## Description of the task
Wherever "center" appears in a line, copy that line.

(Stored data entries)
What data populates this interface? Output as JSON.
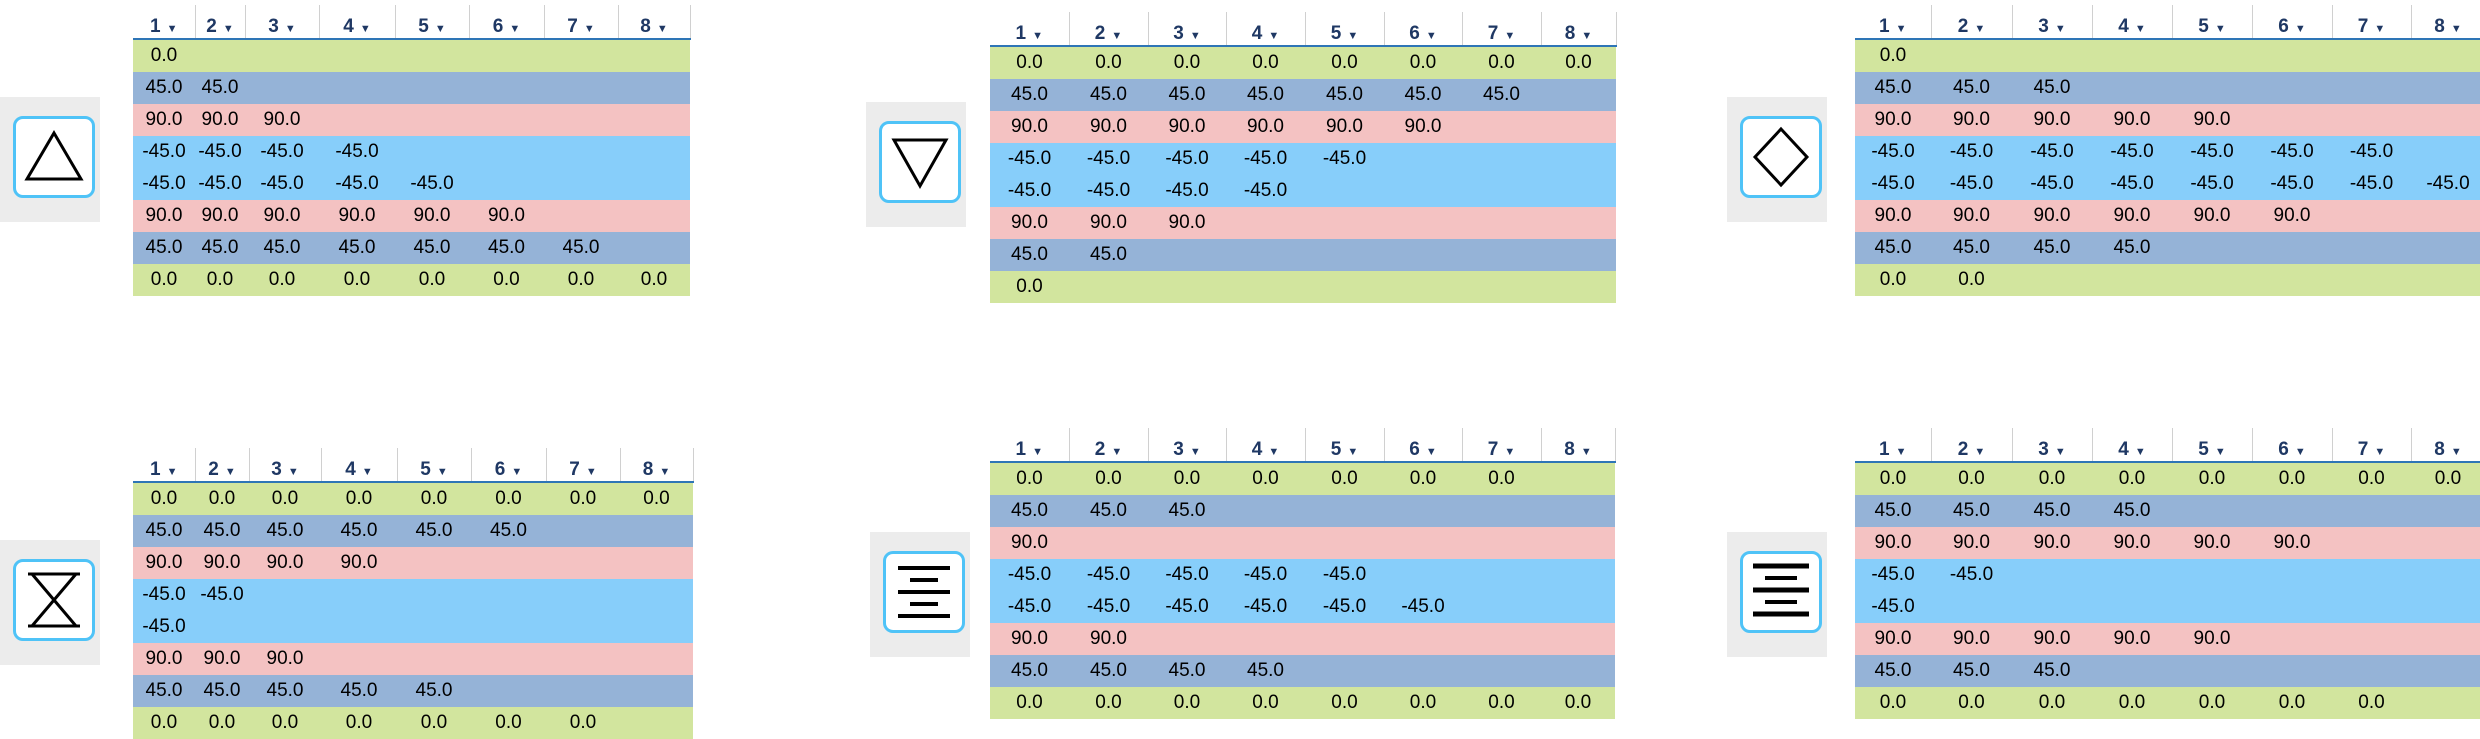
{
  "header_caret": "▼",
  "panels": [
    {
      "id": "triangle-up",
      "icon": "triangle-up-icon",
      "headers": [
        "1",
        "2",
        "3",
        "4",
        "5",
        "6",
        "7",
        "8"
      ],
      "rows": [
        {
          "color": "green",
          "cells": [
            "0.0",
            "",
            "",
            "",
            "",
            "",
            "",
            ""
          ]
        },
        {
          "color": "steel",
          "cells": [
            "45.0",
            "45.0",
            "",
            "",
            "",
            "",
            "",
            ""
          ]
        },
        {
          "color": "pink",
          "cells": [
            "90.0",
            "90.0",
            "90.0",
            "",
            "",
            "",
            "",
            ""
          ]
        },
        {
          "color": "sky",
          "cells": [
            "-45.0",
            "-45.0",
            "-45.0",
            "-45.0",
            "",
            "",
            "",
            ""
          ]
        },
        {
          "color": "sky",
          "cells": [
            "-45.0",
            "-45.0",
            "-45.0",
            "-45.0",
            "-45.0",
            "",
            "",
            ""
          ]
        },
        {
          "color": "pink",
          "cells": [
            "90.0",
            "90.0",
            "90.0",
            "90.0",
            "90.0",
            "90.0",
            "",
            ""
          ]
        },
        {
          "color": "steel",
          "cells": [
            "45.0",
            "45.0",
            "45.0",
            "45.0",
            "45.0",
            "45.0",
            "45.0",
            ""
          ]
        },
        {
          "color": "green",
          "cells": [
            "0.0",
            "0.0",
            "0.0",
            "0.0",
            "0.0",
            "0.0",
            "0.0",
            "0.0"
          ]
        }
      ]
    },
    {
      "id": "triangle-down",
      "icon": "triangle-down-icon",
      "headers": [
        "1",
        "2",
        "3",
        "4",
        "5",
        "6",
        "7",
        "8"
      ],
      "rows": [
        {
          "color": "green",
          "cells": [
            "0.0",
            "0.0",
            "0.0",
            "0.0",
            "0.0",
            "0.0",
            "0.0",
            "0.0"
          ]
        },
        {
          "color": "steel",
          "cells": [
            "45.0",
            "45.0",
            "45.0",
            "45.0",
            "45.0",
            "45.0",
            "45.0",
            ""
          ]
        },
        {
          "color": "pink",
          "cells": [
            "90.0",
            "90.0",
            "90.0",
            "90.0",
            "90.0",
            "90.0",
            "",
            ""
          ]
        },
        {
          "color": "sky",
          "cells": [
            "-45.0",
            "-45.0",
            "-45.0",
            "-45.0",
            "-45.0",
            "",
            "",
            ""
          ]
        },
        {
          "color": "sky",
          "cells": [
            "-45.0",
            "-45.0",
            "-45.0",
            "-45.0",
            "",
            "",
            "",
            ""
          ]
        },
        {
          "color": "pink",
          "cells": [
            "90.0",
            "90.0",
            "90.0",
            "",
            "",
            "",
            "",
            ""
          ]
        },
        {
          "color": "steel",
          "cells": [
            "45.0",
            "45.0",
            "",
            "",
            "",
            "",
            "",
            ""
          ]
        },
        {
          "color": "green",
          "cells": [
            "0.0",
            "",
            "",
            "",
            "",
            "",
            "",
            ""
          ]
        }
      ]
    },
    {
      "id": "diamond",
      "icon": "diamond-icon",
      "headers": [
        "1",
        "2",
        "3",
        "4",
        "5",
        "6",
        "7",
        "8"
      ],
      "rows": [
        {
          "color": "green",
          "cells": [
            "0.0",
            "",
            "",
            "",
            "",
            "",
            "",
            ""
          ]
        },
        {
          "color": "steel",
          "cells": [
            "45.0",
            "45.0",
            "45.0",
            "",
            "",
            "",
            "",
            ""
          ]
        },
        {
          "color": "pink",
          "cells": [
            "90.0",
            "90.0",
            "90.0",
            "90.0",
            "90.0",
            "",
            "",
            ""
          ]
        },
        {
          "color": "sky",
          "cells": [
            "-45.0",
            "-45.0",
            "-45.0",
            "-45.0",
            "-45.0",
            "-45.0",
            "-45.0",
            ""
          ]
        },
        {
          "color": "sky",
          "cells": [
            "-45.0",
            "-45.0",
            "-45.0",
            "-45.0",
            "-45.0",
            "-45.0",
            "-45.0",
            "-45.0"
          ]
        },
        {
          "color": "pink",
          "cells": [
            "90.0",
            "90.0",
            "90.0",
            "90.0",
            "90.0",
            "90.0",
            "",
            ""
          ]
        },
        {
          "color": "steel",
          "cells": [
            "45.0",
            "45.0",
            "45.0",
            "45.0",
            "",
            "",
            "",
            ""
          ]
        },
        {
          "color": "green",
          "cells": [
            "0.0",
            "0.0",
            "",
            "",
            "",
            "",
            "",
            ""
          ]
        }
      ]
    },
    {
      "id": "hourglass",
      "icon": "hourglass-icon",
      "headers": [
        "1",
        "2",
        "3",
        "4",
        "5",
        "6",
        "7",
        "8"
      ],
      "rows": [
        {
          "color": "green",
          "cells": [
            "0.0",
            "0.0",
            "0.0",
            "0.0",
            "0.0",
            "0.0",
            "0.0",
            "0.0"
          ]
        },
        {
          "color": "steel",
          "cells": [
            "45.0",
            "45.0",
            "45.0",
            "45.0",
            "45.0",
            "45.0",
            "",
            ""
          ]
        },
        {
          "color": "pink",
          "cells": [
            "90.0",
            "90.0",
            "90.0",
            "90.0",
            "",
            "",
            "",
            ""
          ]
        },
        {
          "color": "sky",
          "cells": [
            "-45.0",
            "-45.0",
            "",
            "",
            "",
            "",
            "",
            ""
          ]
        },
        {
          "color": "sky",
          "cells": [
            "-45.0",
            "",
            "",
            "",
            "",
            "",
            "",
            ""
          ]
        },
        {
          "color": "pink",
          "cells": [
            "90.0",
            "90.0",
            "90.0",
            "",
            "",
            "",
            "",
            ""
          ]
        },
        {
          "color": "steel",
          "cells": [
            "45.0",
            "45.0",
            "45.0",
            "45.0",
            "45.0",
            "",
            "",
            ""
          ]
        },
        {
          "color": "green",
          "cells": [
            "0.0",
            "0.0",
            "0.0",
            "0.0",
            "0.0",
            "0.0",
            "0.0",
            ""
          ]
        }
      ]
    },
    {
      "id": "align-center",
      "icon": "align-center-icon",
      "headers": [
        "1",
        "2",
        "3",
        "4",
        "5",
        "6",
        "7",
        "8"
      ],
      "rows": [
        {
          "color": "green",
          "cells": [
            "0.0",
            "0.0",
            "0.0",
            "0.0",
            "0.0",
            "0.0",
            "0.0",
            ""
          ]
        },
        {
          "color": "steel",
          "cells": [
            "45.0",
            "45.0",
            "45.0",
            "",
            "",
            "",
            "",
            ""
          ]
        },
        {
          "color": "pink",
          "cells": [
            "90.0",
            "",
            "",
            "",
            "",
            "",
            "",
            ""
          ]
        },
        {
          "color": "sky",
          "cells": [
            "-45.0",
            "-45.0",
            "-45.0",
            "-45.0",
            "-45.0",
            "",
            "",
            ""
          ]
        },
        {
          "color": "sky",
          "cells": [
            "-45.0",
            "-45.0",
            "-45.0",
            "-45.0",
            "-45.0",
            "-45.0",
            "",
            ""
          ]
        },
        {
          "color": "pink",
          "cells": [
            "90.0",
            "90.0",
            "",
            "",
            "",
            "",
            "",
            ""
          ]
        },
        {
          "color": "steel",
          "cells": [
            "45.0",
            "45.0",
            "45.0",
            "45.0",
            "",
            "",
            "",
            ""
          ]
        },
        {
          "color": "green",
          "cells": [
            "0.0",
            "0.0",
            "0.0",
            "0.0",
            "0.0",
            "0.0",
            "0.0",
            "0.0"
          ]
        }
      ]
    },
    {
      "id": "align-center-bold",
      "icon": "align-center-bold-icon",
      "headers": [
        "1",
        "2",
        "3",
        "4",
        "5",
        "6",
        "7",
        "8"
      ],
      "rows": [
        {
          "color": "green",
          "cells": [
            "0.0",
            "0.0",
            "0.0",
            "0.0",
            "0.0",
            "0.0",
            "0.0",
            "0.0"
          ]
        },
        {
          "color": "steel",
          "cells": [
            "45.0",
            "45.0",
            "45.0",
            "45.0",
            "",
            "",
            "",
            ""
          ]
        },
        {
          "color": "pink",
          "cells": [
            "90.0",
            "90.0",
            "90.0",
            "90.0",
            "90.0",
            "90.0",
            "",
            ""
          ]
        },
        {
          "color": "sky",
          "cells": [
            "-45.0",
            "-45.0",
            "",
            "",
            "",
            "",
            "",
            ""
          ]
        },
        {
          "color": "sky",
          "cells": [
            "-45.0",
            "",
            "",
            "",
            "",
            "",
            "",
            ""
          ]
        },
        {
          "color": "pink",
          "cells": [
            "90.0",
            "90.0",
            "90.0",
            "90.0",
            "90.0",
            "",
            "",
            ""
          ]
        },
        {
          "color": "steel",
          "cells": [
            "45.0",
            "45.0",
            "45.0",
            "",
            "",
            "",
            "",
            ""
          ]
        },
        {
          "color": "green",
          "cells": [
            "0.0",
            "0.0",
            "0.0",
            "0.0",
            "0.0",
            "0.0",
            "0.0",
            ""
          ]
        }
      ]
    }
  ]
}
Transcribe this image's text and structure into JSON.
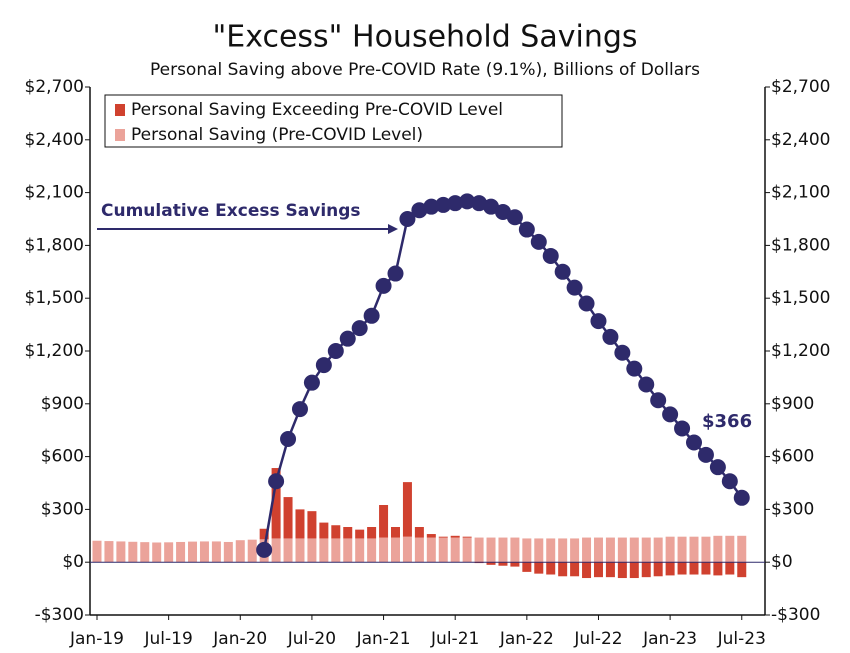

## Complete output
      "id": "align-center",
      "icon": "align-center-icon",
      "id": "align-center-bold",
      "icon": "align-center-bold-icon",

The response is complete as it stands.